Source data Block Start

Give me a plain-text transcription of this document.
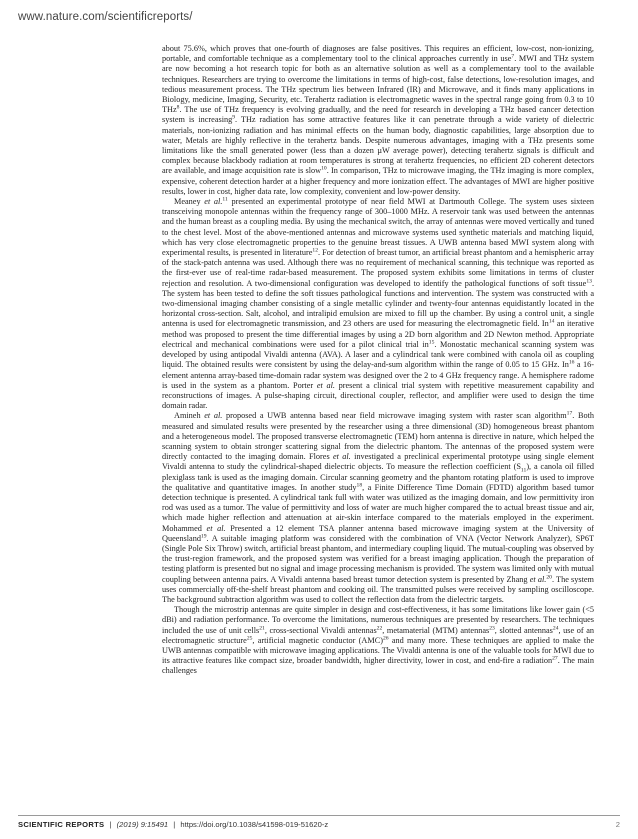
www.nature.com/scientificreports/

about 75.6%, which proves that one-fourth of diagnoses are false positives. This requires an efficient, low-cost, non-ionizing, portable, and comfortable technique as a complementary tool to the clinical approaches currently in use$^7$. MWI and THz system are now becoming a hot research topic for both as an alternative solution as well as a complementary tool to the available techniques. Researchers are trying to overcome the limitations in terms of high-cost, false detections, low-resolution images, and tedious measurement process. The THz spectrum lies between Infrared (IR) and Microwave, and it finds many applications in Biology, medicine, Imaging, Security, etc. Terahertz radiation is electromagnetic waves in the spectral range going from 0.3 to 10 THz$^8$. The use of THz frequency is evolving gradually, and the need for research in developing a THz based cancer detection system is increasing$^9$. THz radiation has some attractive features like it can penetrate through a wide variety of dielectric materials, non-ionizing radiation and has minimal effects on the human body, diagnostic capabilities, large absorption due to water, Metals are highly reflective in the terahertz bands. Despite numerous advantages, imaging with a THz presents some limitations like the small generated power (less than a dozen µW average power), detecting terahertz signals is difficult and complex because blackbody radiation at room temperatures is strong at terahertz frequencies, no efficient 2D coherent detectors are available, and image acquisition rate is slow$^{10}$. In comparison, THz to microwave imaging, the THz imaging is more complex, expensive, coherent detection harder at a higher frequency and more ionization effect. The advantages of MWI are higher positive results, lower in cost, higher data rate, low complexity, convenient and low-power density.

Meaney et al.$^{11}$ presented an experimental prototype of near field MWI at Dartmouth College. The system uses sixteen transceiving monopole antennas within the frequency range of 300–1000 MHz. A reservoir tank was used between the antennas and the human breast as a coupling media. By using the mechanical switch, the array of antennas were moved vertically and tuned to the chest level. Most of the above-mentioned antennas and microwave systems used synthetic materials and matching liquid, which has very close electromagnetic properties to the genuine breast tissues. A UWB antenna based MWI system along with experimental results, is presented in literature$^{12}$. For detection of breast tumor, an artificial breast phantom and a hemispheric array of the stack-patch antenna was used. Although there was no requirement of mechanical scanning, this technique was reported as the first-ever use of real-time radar-based measurement. The proposed system exhibits some limitations in terms of cluster rejection and resolution. A two-dimensional configuration was developed to identify the pathological functions of soft tissue$^{13}$. The system has been tested to define the soft tissues pathological functions and intervention. The system was constructed with a two-dimensional imaging chamber consisting of a single metallic cylinder and twenty-four antennas equidistantly located in the horizontal cross-section. Salt, alcohol, and intralipid emulsion are mixed to fill up the chamber. By using a control unit, a single antenna is used for electromagnetic transmission, and 23 others are used for measuring the electromagnetic field. In$^{14}$ an iterative method was proposed to present the time differential images by using a 2D born algorithm and 2D Newton method. Appropriate electrical and mechanical combinations were used for a pilot clinical trial $in^{15}$. Monostatic mechanical scanning system was developed by using antipodal Vivaldi antenna (AVA). A laser and a cylindrical tank were combined with canola oil as coupling liquid. The obtained results were consistent by using the delay-and-sum algorithm within the range of 0.05 to 15 GHz. In$^{16}$ a 16-element antenna array-based time-domain radar system was designed over the 2 to 4 GHz frequency range. A hemisphere radome is used in the system as a phantom. Porter et al. present a clinical trial system with repetitive measurement capability and reconstructions of images. A pulse-shaping circuit, directional coupler, reflector, and amplifier were used to design the time domain radar.

Amineh et al. proposed a UWB antenna based near field microwave imaging system with raster scan algorithm$^{17}$. Both measured and simulated results were presented by the researcher using a three dimensional (3D) homogeneous breast phantom and a heterogeneous model. The proposed transverse electromagnetic (TEM) horn antenna is directive in nature, which helped the scanning system to obtain stronger scattering signal from the dielectric phantom. The antennas of the proposed system were directly contacted to the imaging domain. Flores et al. investigated a preclinical experimental prototype using single element Vivaldi antenna to study the cylindrical-shaped dielectric objects. To measure the reflection coefficient $(S_{11})$, a canola oil filled plexiglass tank is used as the imaging domain. Circular scanning geometry and the phantom rotating platform is used to improve the qualitative and quantitative images. In another study$^{18}$, a Finite Difference Time Domain (FDTD) algorithm based tumor detection technique is presented. A cylindrical tank full with water was utilized as the imaging domain, and low permittivity iron rod was used as a tumor. The value of permittivity and loss of water are much higher compared the to actual breast tissue and air, which made higher reflection and attenuation at air-skin interface compared to the materials employed in the experiment. Mohammed et al. Presented a 12 element TSA planner antenna based microwave imaging system at the University of Queensland$^{19}$. A suitable imaging platform was considered with the combination of VNA (Vector Network Analyzer), SP6T (Single Pole Six Throw) switch, artificial breast phantom, and intermediary coupling liquid. The mutual-coupling was observed by the trust-region framework, and the proposed system was verified for a breast imaging application. Though the preparation of testing platform is presented but no signal and image processing mechanism is provided. The system was limited only with mutual coupling between antenna pairs. A Vivaldi antenna based breast tumor detection system is presented by Zhang et al.$^{20}$. The system uses commercially off-the-shelf breast phantom and cooking oil. The transmitted pulses were received by sampling oscilloscope. The background subtraction algorithm was used to collect the reflection data from the dielectric targets.

Though the microstrip antennas are quite simpler in design and cost-effectiveness, it has some limitations like lower gain (<5 dBi) and radiation performance. To overcome the limitations, numerous techniques are presented by researchers. The techniques included the use of unit cells$^{21}$, cross-sectional Vivaldi antennas$^{22}$, metamaterial (MTM) antennas$^{23}$, slotted antennas$^{24}$, use of an electromagnetic structure$^{25}$, artificial magnetic conductor (AMC)$^{26}$ and many more. These techniques are applied to make the UWB antennas compatible with microwave imaging applications. The Vivaldi antenna is one of the valuable tools for MWI due to its attractive features like compact size, broader bandwidth, higher directivity, lower in cost, and end-fire a radiation$^{27}$. The main challenges

SCIENTIFIC REPORTS | (2019) 9:15491 | https://doi.org/10.1038/s41598-019-51620-z	2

Source data Block End

• Assignment
Could you set down every record above exactly as written, leaving out the pictures?

• Solution to this task
Give me a plain-text transcription of this document.
www.nature.com/scientificreports/

about 75.6%, which proves that one-fourth of diagnoses are false positives. This requires an efficient, low-cost, non-ionizing, portable, and comfortable technique as a complementary tool to the clinical approaches currently in use$^7$. MWI and THz system are now becoming a hot research topic for both as an alternative solution as well as a complementary tool to the available techniques. Researchers are trying to overcome the limitations in terms of high-cost, false detections, low-resolution images, and tedious measurement process. The THz spectrum lies between Infrared (IR) and Microwave, and it finds many applications in Biology, medicine, Imaging, Security, etc. Terahertz radiation is electromagnetic waves in the spectral range going from 0.3 to 10 THz$^8$. The use of THz frequency is evolving gradually, and the need for research in developing a THz based cancer detection system is increasing$^9$. THz radiation has some attractive features like it can penetrate through a wide variety of dielectric materials, non-ionizing radiation and has minimal effects on the human body, diagnostic capabilities, large absorption due to water, Metals are highly reflective in the terahertz bands. Despite numerous advantages, imaging with a THz presents some limitations like the small generated power (less than a dozen µW average power), detecting terahertz signals is difficult and complex because blackbody radiation at room temperatures is strong at terahertz frequencies, no efficient 2D coherent detectors are available, and image acquisition rate is slow$^{10}$. In comparison, THz to microwave imaging, the THz imaging is more complex, expensive, coherent detection harder at a higher frequency and more ionization effect. The advantages of MWI are higher positive results, lower in cost, higher data rate, low complexity, convenient and low-power density.

Meaney et al.$^{11}$ presented an experimental prototype of near field MWI at Dartmouth College. The system uses sixteen transceiving monopole antennas within the frequency range of 300–1000 MHz. A reservoir tank was used between the antennas and the human breast as a coupling media. By using the mechanical switch, the array of antennas were moved vertically and tuned to the chest level. Most of the above-mentioned antennas and microwave systems used synthetic materials and matching liquid, which has very close electromagnetic properties to the genuine breast tissues. A UWB antenna based MWI system along with experimental results, is presented in literature$^{12}$. For detection of breast tumor, an artificial breast phantom and a hemispheric array of the stack-patch antenna was used. Although there was no requirement of mechanical scanning, this technique was reported as the first-ever use of real-time radar-based measurement. The proposed system exhibits some limitations in terms of cluster rejection and resolution. A two-dimensional configuration was developed to identify the pathological functions of soft tissue$^{13}$. The system has been tested to define the soft tissues pathological functions and intervention. The system was constructed with a two-dimensional imaging chamber consisting of a single metallic cylinder and twenty-four antennas equidistantly located in the horizontal cross-section. Salt, alcohol, and intralipid emulsion are mixed to fill up the chamber. By using a control unit, a single antenna is used for electromagnetic transmission, and 23 others are used for measuring the electromagnetic field. In$^{14}$ an iterative method was proposed to present the time differential images by using a 2D born algorithm and 2D Newton method. Appropriate electrical and mechanical combinations were used for a pilot clinical trial $in^{15}$. Monostatic mechanical scanning system was developed by using antipodal Vivaldi antenna (AVA). A laser and a cylindrical tank were combined with canola oil as coupling liquid. The obtained results were consistent by using the delay-and-sum algorithm within the range of 0.05 to 15 GHz. In$^{16}$ a 16-element antenna array-based time-domain radar system was designed over the 2 to 4 GHz frequency range. A hemisphere radome is used in the system as a phantom. Porter et al. present a clinical trial system with repetitive measurement capability and reconstructions of images. A pulse-shaping circuit, directional coupler, reflector, and amplifier were used to design the time domain radar.

Amineh et al. proposed a UWB antenna based near field microwave imaging system with raster scan algorithm$^{17}$. Both measured and simulated results were presented by the researcher using a three dimensional (3D) homogeneous breast phantom and a heterogeneous model. The proposed transverse electromagnetic (TEM) horn antenna is directive in nature, which helped the scanning system to obtain stronger scattering signal from the dielectric phantom. The antennas of the proposed system were directly contacted to the imaging domain. Flores et al. investigated a preclinical experimental prototype using single element Vivaldi antenna to study the cylindrical-shaped dielectric objects. To measure the reflection coefficient $(S_{11})$, a canola oil filled plexiglass tank is used as the imaging domain. Circular scanning geometry and the phantom rotating platform is used to improve the qualitative and quantitative images. In another study$^{18}$, a Finite Difference Time Domain (FDTD) algorithm based tumor detection technique is presented. A cylindrical tank full with water was utilized as the imaging domain, and low permittivity iron rod was used as a tumor. The value of permittivity and loss of water are much higher compared the to actual breast tissue and air, which made higher reflection and attenuation at air-skin interface compared to the materials employed in the experiment. Mohammed et al. Presented a 12 element TSA planner antenna based microwave imaging system at the University of Queensland$^{19}$. A suitable imaging platform was considered with the combination of VNA (Vector Network Analyzer), SP6T (Single Pole Six Throw) switch, artificial breast phantom, and intermediary coupling liquid. The mutual-coupling was observed by the trust-region framework, and the proposed system was verified for a breast imaging application. Though the preparation of testing platform is presented but no signal and image processing mechanism is provided. The system was limited only with mutual coupling between antenna pairs. A Vivaldi antenna based breast tumor detection system is presented by Zhang et al.$^{20}$. The system uses commercially off-the-shelf breast phantom and cooking oil. The transmitted pulses were received by sampling oscilloscope. The background subtraction algorithm was used to collect the reflection data from the dielectric targets.

Though the microstrip antennas are quite simpler in design and cost-effectiveness, it has some limitations like lower gain (<5 dBi) and radiation performance. To overcome the limitations, numerous techniques are presented by researchers. The techniques included the use of unit cells$^{21}$, cross-sectional Vivaldi antennas$^{22}$, metamaterial (MTM) antennas$^{23}$, slotted antennas$^{24}$, use of an electromagnetic structure$^{25}$, artificial magnetic conductor (AMC)$^{26}$ and many more. These techniques are applied to make the UWB antennas compatible with microwave imaging applications. The Vivaldi antenna is one of the valuable tools for MWI due to its attractive features like compact size, broader bandwidth, higher directivity, lower in cost, and end-fire a radiation$^{27}$. The main challenges

SCIENTIFIC REPORTS | (2019) 9:15491 | https://doi.org/10.1038/s41598-019-51620-z	2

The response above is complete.